Version 1.0
Authors: Ben Naismith, John Starr, Eva Bacas
Contact: bnaismith@pitt.edu
This repo provides information and code about applying spelling correction to the PELIC dataset.
This README.md
file introduces the PELIC-spelling repository which provides information and code about applying spelling correction to the PELIC dataset. To download and find out more about the PELIC dataset, see the PELIC-dataset repository. For information regarding publications and presentations based on PELIC data, as well as for information regarding the people and parties responsible for the corpus, please visit the Pitt ELI Corpus web page.
Spelling correction is an important element to consider in any corpus study involving learner data. The decision whether to correct texts or not will invariably impact results: in some instances it may be preferable to use the raw text, maintaining its integrity and avoiding an additional layer of processing. However, for other projects, corrected text may provide a more accurate representation of the language features being investigated.
There are three main components to the spelling correction process, presented in two Jupyter notebooks:
- The SCOWL_wordlist: In this notebook we decide on a list of what we consider to be real words, using an edited version of the SCOWL wordlists.
- PELIC_spelling: In this notebook we create a dataframe of misspellings, apply an automated spelling correction process, and re-incorporate the corrected text into our corpus.
────────────────
Direction 1
Could you update the listing from its first line through the line containing "value-label: 20 (43, 269, 61, 289)", both included, replacing "value-label" with "data-label", leaving everything else unchanged, and returning only those lines?
────────────────
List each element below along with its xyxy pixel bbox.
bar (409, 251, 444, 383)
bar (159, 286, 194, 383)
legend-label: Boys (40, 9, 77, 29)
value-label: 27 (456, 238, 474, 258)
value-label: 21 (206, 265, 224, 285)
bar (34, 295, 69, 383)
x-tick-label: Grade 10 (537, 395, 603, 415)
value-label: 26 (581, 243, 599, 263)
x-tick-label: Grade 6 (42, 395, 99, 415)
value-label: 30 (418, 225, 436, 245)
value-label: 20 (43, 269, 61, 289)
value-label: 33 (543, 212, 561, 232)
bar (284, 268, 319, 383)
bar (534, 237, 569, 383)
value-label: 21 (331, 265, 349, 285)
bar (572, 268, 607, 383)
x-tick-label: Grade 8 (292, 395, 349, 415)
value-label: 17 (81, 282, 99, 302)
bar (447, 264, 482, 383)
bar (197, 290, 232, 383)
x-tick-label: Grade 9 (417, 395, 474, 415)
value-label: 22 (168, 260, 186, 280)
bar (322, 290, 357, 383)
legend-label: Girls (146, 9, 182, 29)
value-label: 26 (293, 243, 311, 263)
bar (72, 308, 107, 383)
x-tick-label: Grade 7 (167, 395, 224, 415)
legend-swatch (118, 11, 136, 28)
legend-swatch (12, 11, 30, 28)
────────────────
Direction 2
Can you continue the README on PELIC spelling correction from where it stops?

Reply 1
List each element below along with its xyxy pixel bbox.
bar (409, 251, 444, 383)
bar (159, 286, 194, 383)
legend-label: Boys (40, 9, 77, 29)
data-label: 27 (456, 238, 474, 258)
data-label: 21 (206, 265, 224, 285)
bar (34, 295, 69, 383)
x-tick-label: Grade 10 (537, 395, 603, 415)
data-label: 26 (581, 243, 599, 263)
x-tick-label: Grade 6 (42, 395, 99, 415)
data-label: 30 (418, 225, 436, 245)
data-label: 20 (43, 269, 61, 289)

Reply 2
- PELIC_spelling_validation: In this notebook we detail a validation of the spell checker. Manual checking of spelling is performed on a sample of PELIC and is then compared to the output of the automated spell checker. The results indicate that spell-checker is highly accurate in terms of the total tokens in PELIC, but conservative resulting in lower precision. For details, please see the Jupyter notebook.
The PELIC-spelling repository contains 14 main files:
File | File type | Description |
---|---|---|
all_names.txt | text | list of over 90,000 names (first and last) from the 1990 US census data. Names collected by the names random name generator project |
contractions.txt | text | short list of contractions approved as legitimate tokens (not misspellings) |
frequency_bigramdictionary_en_243_342.txt | text | bigram frequency dictionary supplied by SymSpell spell correction module |
frequency_dictionary_en_82_765.txt | text | frequency dictionary supplied by SymSpell spell correction module |
hyphens.txt | text | list of hyphenated words which appear in PELIC and have been approved as legitimate tokens (not misspellings) |
PELIC_compiled_spellcorrected.csv | csv | final output of updated PELIC_compiled.csv with spelling correction |
PELIC_spelling.ipynb | Jupyter notebook | notebook demonstrating how spelling correction is applied to PELIC texts |
PELIC-SCOWL.txt | text | a combination of the SCOWL_condensed.txt, contractions.txt, and hyphens.txt lists |
README.md | markdown | this file describing the repository |
SCOWL_condensed.txt | text | final compiled word list based on SCOWL word lists |
SCOWL_supp.txt | text | short list of words manually approved as being legitimate words, e.g. proper names not found in SCOWL |
SCOWL_wordlist.ipynb | Jupyter notebook | notebook demonstrating how the SCOWL_condensed word list is created |
SCOWL_wordlist.txt | text | the full SCOWL wordlist before condensing |
PELIC_spelling_validation.ipynb | Jupyter notebook | manual validation of the spell checker |
This notebook produces a definitive list of 'real' words to use when deciding what to consider a word/non-word. The final output is the SCOWL_condensed.txt file. The primary wordlists are from the SCOWL set of word lists, freely availabe at http://wordlist.aspell.net/.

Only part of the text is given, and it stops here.